Stated exercise –
Find the line that contains "What text is on this page?". Then set down that line and all the lines after it, to the end of the records, exactly and with nothing added.

Data items

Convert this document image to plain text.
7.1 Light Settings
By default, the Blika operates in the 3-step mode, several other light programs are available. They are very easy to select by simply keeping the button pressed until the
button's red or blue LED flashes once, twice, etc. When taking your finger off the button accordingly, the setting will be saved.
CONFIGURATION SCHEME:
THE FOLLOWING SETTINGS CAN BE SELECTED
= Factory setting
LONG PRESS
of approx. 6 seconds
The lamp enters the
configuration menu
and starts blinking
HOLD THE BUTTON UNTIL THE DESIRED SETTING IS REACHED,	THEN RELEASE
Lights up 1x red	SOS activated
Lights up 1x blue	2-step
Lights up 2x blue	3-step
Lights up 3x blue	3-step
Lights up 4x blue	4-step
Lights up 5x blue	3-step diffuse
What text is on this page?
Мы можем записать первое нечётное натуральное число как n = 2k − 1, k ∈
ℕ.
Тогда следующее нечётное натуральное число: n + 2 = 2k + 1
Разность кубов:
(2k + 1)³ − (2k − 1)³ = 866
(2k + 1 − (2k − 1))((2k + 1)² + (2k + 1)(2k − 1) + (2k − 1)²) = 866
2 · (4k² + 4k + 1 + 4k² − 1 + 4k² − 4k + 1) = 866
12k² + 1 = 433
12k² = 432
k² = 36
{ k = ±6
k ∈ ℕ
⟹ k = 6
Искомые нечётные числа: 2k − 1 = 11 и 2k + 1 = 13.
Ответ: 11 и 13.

The completed task –
What text is on this page?
Мы можем записать первое нечётное натуральное число как n = 2k − 1, k ∈
ℕ.
Тогда следующее нечётное натуральное число: n + 2 = 2k + 1
Разность кубов:
(2k + 1)³ − (2k − 1)³ = 866
(2k + 1 − (2k − 1))((2k + 1)² + (2k + 1)(2k − 1) + (2k − 1)²) = 866
2 · (4k² + 4k + 1 + 4k² − 1 + 4k² − 4k + 1) = 866
12k² + 1 = 433
12k² = 432
k² = 36
{ k = ±6
k ∈ ℕ
⟹ k = 6
Искомые нечётные числа: 2k − 1 = 11 и 2k + 1 = 13.
Ответ: 11 и 13.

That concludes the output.